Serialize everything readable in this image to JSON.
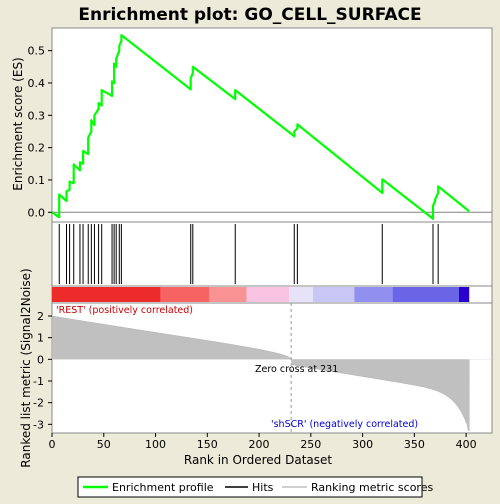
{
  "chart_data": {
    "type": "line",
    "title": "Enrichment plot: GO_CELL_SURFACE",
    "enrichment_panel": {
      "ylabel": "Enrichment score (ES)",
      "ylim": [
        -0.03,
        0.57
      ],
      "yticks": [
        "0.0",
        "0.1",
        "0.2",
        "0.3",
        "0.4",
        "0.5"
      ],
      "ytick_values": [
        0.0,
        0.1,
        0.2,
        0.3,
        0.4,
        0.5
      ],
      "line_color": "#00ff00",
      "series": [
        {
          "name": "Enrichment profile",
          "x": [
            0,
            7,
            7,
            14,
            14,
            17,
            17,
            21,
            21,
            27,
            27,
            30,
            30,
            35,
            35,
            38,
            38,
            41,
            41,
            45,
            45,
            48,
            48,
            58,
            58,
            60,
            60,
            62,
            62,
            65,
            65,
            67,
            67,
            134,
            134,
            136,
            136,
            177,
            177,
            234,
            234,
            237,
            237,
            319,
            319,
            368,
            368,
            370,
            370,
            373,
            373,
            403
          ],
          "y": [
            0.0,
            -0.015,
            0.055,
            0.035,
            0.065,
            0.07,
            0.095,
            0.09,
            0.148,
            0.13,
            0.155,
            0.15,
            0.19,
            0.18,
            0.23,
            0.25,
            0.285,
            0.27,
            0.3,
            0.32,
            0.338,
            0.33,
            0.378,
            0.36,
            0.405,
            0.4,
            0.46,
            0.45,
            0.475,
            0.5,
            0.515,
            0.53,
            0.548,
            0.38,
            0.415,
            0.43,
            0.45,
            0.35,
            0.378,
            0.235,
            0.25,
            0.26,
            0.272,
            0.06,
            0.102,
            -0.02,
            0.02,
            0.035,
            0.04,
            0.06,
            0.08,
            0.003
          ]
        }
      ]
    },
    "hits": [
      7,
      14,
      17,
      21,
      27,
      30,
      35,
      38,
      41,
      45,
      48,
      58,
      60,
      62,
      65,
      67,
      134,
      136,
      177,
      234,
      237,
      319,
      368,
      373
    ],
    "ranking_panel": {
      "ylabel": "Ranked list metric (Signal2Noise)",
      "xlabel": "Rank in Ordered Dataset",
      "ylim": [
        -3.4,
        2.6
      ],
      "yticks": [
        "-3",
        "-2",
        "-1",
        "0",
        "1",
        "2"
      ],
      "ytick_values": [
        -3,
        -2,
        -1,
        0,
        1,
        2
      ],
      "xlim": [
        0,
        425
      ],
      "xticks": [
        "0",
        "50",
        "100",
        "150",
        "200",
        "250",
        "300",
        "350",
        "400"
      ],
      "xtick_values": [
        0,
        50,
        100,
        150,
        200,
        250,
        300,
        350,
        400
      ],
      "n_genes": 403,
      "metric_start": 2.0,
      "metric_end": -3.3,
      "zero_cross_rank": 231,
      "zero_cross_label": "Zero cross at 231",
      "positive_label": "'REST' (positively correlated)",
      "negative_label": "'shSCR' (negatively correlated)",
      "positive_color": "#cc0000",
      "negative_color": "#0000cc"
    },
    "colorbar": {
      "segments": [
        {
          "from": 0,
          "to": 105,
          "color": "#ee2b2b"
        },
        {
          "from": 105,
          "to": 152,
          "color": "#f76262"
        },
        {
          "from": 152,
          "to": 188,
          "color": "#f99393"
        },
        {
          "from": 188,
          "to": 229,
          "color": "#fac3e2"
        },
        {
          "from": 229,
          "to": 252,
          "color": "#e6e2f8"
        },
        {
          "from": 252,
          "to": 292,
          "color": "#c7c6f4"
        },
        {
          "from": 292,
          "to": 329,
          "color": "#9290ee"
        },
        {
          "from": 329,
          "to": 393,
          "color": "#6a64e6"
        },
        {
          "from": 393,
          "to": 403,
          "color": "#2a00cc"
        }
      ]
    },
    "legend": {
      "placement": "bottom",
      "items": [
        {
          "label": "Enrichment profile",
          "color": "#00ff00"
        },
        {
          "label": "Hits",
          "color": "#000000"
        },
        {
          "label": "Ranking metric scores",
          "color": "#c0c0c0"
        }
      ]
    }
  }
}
+---+
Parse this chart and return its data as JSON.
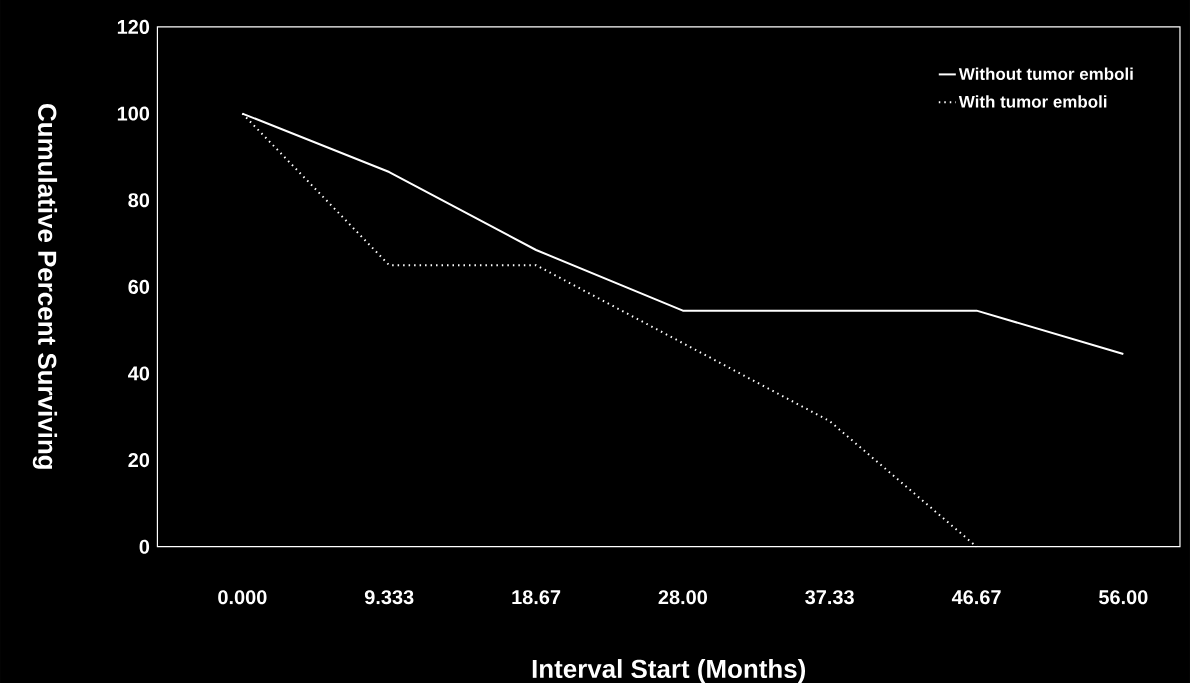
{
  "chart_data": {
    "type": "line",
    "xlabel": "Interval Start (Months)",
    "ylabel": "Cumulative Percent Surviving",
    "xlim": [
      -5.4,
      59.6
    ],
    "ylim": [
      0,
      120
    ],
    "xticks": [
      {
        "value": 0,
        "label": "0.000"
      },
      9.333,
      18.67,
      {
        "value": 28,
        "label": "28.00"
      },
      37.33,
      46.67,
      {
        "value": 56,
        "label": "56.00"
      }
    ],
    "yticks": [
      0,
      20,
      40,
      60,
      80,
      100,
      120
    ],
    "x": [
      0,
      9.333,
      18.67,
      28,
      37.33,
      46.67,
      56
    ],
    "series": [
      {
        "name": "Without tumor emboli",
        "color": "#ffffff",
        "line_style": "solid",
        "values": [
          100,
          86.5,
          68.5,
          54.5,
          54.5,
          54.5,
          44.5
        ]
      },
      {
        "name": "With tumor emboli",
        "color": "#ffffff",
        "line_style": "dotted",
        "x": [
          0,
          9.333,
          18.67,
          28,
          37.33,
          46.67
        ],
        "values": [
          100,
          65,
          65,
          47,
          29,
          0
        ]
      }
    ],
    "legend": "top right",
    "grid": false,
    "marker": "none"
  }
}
+---+
§ EXERCISE OBJECTIVE:
Go through the data and show each line that holds "name".

§ REPLY TO THE EXERCISE:
          "name": "Enrichment profile",
        "name": "Without tumor emboli",
        "name": "With tumor emboli",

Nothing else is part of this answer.